Stated goal: Please copy all the lines that follow, word for word.

::::::::::

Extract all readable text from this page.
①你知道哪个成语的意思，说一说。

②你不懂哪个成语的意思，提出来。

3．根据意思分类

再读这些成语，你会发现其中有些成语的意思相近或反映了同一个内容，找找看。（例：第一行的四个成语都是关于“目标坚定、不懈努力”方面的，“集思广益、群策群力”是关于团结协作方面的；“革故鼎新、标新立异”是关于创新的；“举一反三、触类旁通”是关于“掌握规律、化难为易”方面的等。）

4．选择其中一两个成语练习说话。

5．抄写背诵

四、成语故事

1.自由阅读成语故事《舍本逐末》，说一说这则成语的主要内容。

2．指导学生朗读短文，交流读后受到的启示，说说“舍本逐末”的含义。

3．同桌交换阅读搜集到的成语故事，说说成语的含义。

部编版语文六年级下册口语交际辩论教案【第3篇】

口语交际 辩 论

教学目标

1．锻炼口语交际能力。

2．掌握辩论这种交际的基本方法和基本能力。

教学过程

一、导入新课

::::::::::

Answer to the task:
Extract all readable text from this page.
①你知道哪个成语的意思，说一说。

②你不懂哪个成语的意思，提出来。

3．根据意思分类

再读这些成语，你会发现其中有些成语的意思相近或反映了同一个内容，找找看。（例：第一行的四个成语都是关于“目标坚定、不懈努力”方面的，“集思广益、群策群力”是关于团结协作方面的；“革故鼎新、标新立异”是关于创新的；“举一反三、触类旁通”是关于“掌握规律、化难为易”方面的等。）

4．选择其中一两个成语练习说话。

5．抄写背诵

四、成语故事

1.自由阅读成语故事《舍本逐末》，说一说这则成语的主要内容。

2．指导学生朗读短文，交流读后受到的启示，说说“舍本逐末”的含义。

3．同桌交换阅读搜集到的成语故事，说说成语的含义。

部编版语文六年级下册口语交际辩论教案【第3篇】

口语交际 辩 论

教学目标

1．锻炼口语交际能力。

2．掌握辩论这种交际的基本方法和基本能力。

教学过程

一、导入新课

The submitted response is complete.